* RAW DATA
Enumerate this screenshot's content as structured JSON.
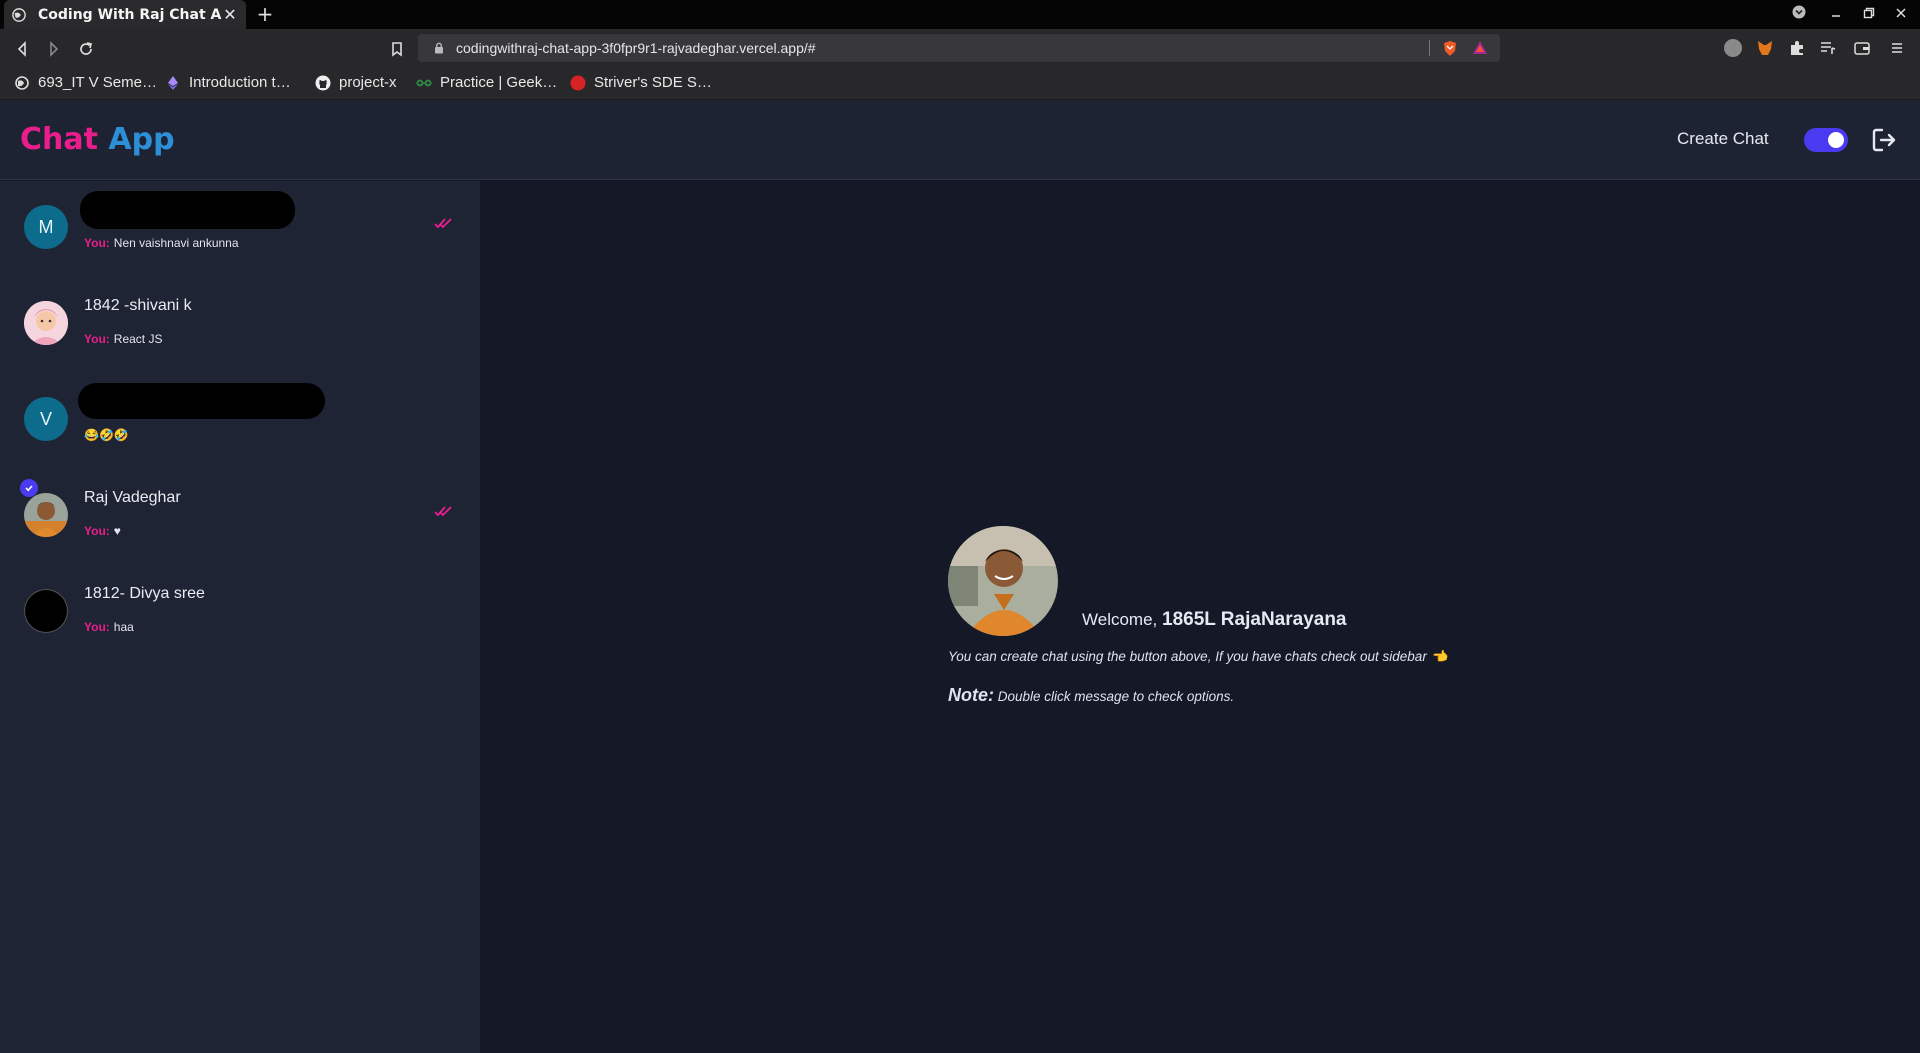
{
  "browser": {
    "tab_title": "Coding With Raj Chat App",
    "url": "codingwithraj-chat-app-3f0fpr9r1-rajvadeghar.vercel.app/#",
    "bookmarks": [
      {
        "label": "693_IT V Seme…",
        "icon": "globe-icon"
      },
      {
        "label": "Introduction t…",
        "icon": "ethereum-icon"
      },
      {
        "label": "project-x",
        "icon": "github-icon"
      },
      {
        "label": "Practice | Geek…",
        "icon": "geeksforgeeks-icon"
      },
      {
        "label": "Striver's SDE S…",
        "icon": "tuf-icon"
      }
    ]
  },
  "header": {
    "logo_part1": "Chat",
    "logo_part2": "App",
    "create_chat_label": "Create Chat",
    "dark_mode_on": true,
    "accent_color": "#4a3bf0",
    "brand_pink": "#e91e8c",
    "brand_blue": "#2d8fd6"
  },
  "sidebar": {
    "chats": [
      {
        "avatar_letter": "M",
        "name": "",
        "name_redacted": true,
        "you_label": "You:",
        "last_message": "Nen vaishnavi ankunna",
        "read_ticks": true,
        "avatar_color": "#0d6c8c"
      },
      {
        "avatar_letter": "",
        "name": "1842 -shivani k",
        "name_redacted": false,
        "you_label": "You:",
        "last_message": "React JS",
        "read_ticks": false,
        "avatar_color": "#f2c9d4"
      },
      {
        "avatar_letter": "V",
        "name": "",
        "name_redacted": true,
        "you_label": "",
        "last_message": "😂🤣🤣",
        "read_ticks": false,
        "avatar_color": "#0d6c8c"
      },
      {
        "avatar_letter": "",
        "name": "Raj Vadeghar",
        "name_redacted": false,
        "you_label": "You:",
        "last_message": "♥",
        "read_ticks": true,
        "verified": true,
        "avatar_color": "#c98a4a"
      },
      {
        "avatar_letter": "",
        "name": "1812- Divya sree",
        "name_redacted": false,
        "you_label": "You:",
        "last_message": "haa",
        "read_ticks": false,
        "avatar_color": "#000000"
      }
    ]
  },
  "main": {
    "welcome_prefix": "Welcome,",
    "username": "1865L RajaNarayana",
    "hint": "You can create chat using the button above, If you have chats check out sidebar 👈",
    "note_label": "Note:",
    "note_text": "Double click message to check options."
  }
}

* REQUIREMENTS
Reproduce each line of the records exactly, and omit every picture.

* RESULT OF THIS TASK
Enumerate this screenshot's content as structured JSON.
{
  "browser": {
    "tab_title": "Coding With Raj Chat App",
    "url": "codingwithraj-chat-app-3f0fpr9r1-rajvadeghar.vercel.app/#",
    "bookmarks": [
      {
        "label": "693_IT V Seme…",
        "icon": "globe-icon"
      },
      {
        "label": "Introduction t…",
        "icon": "ethereum-icon"
      },
      {
        "label": "project-x",
        "icon": "github-icon"
      },
      {
        "label": "Practice | Geek…",
        "icon": "geeksforgeeks-icon"
      },
      {
        "label": "Striver's SDE S…",
        "icon": "tuf-icon"
      }
    ]
  },
  "header": {
    "logo_part1": "Chat",
    "logo_part2": "App",
    "create_chat_label": "Create Chat",
    "dark_mode_on": true,
    "accent_color": "#4a3bf0",
    "brand_pink": "#e91e8c",
    "brand_blue": "#2d8fd6"
  },
  "sidebar": {
    "chats": [
      {
        "avatar_letter": "M",
        "name": "",
        "name_redacted": true,
        "you_label": "You:",
        "last_message": "Nen vaishnavi ankunna",
        "read_ticks": true,
        "avatar_color": "#0d6c8c"
      },
      {
        "avatar_letter": "",
        "name": "1842 -shivani k",
        "name_redacted": false,
        "you_label": "You:",
        "last_message": "React JS",
        "read_ticks": false,
        "avatar_color": "#f2c9d4"
      },
      {
        "avatar_letter": "V",
        "name": "",
        "name_redacted": true,
        "you_label": "",
        "last_message": "😂🤣🤣",
        "read_ticks": false,
        "avatar_color": "#0d6c8c"
      },
      {
        "avatar_letter": "",
        "name": "Raj Vadeghar",
        "name_redacted": false,
        "you_label": "You:",
        "last_message": "♥",
        "read_ticks": true,
        "verified": true,
        "avatar_color": "#c98a4a"
      },
      {
        "avatar_letter": "",
        "name": "1812- Divya sree",
        "name_redacted": false,
        "you_label": "You:",
        "last_message": "haa",
        "read_ticks": false,
        "avatar_color": "#000000"
      }
    ]
  },
  "main": {
    "welcome_prefix": "Welcome,",
    "username": "1865L RajaNarayana",
    "hint": "You can create chat using the button above, If you have chats check out sidebar 👈",
    "note_label": "Note:",
    "note_text": "Double click message to check options."
  }
}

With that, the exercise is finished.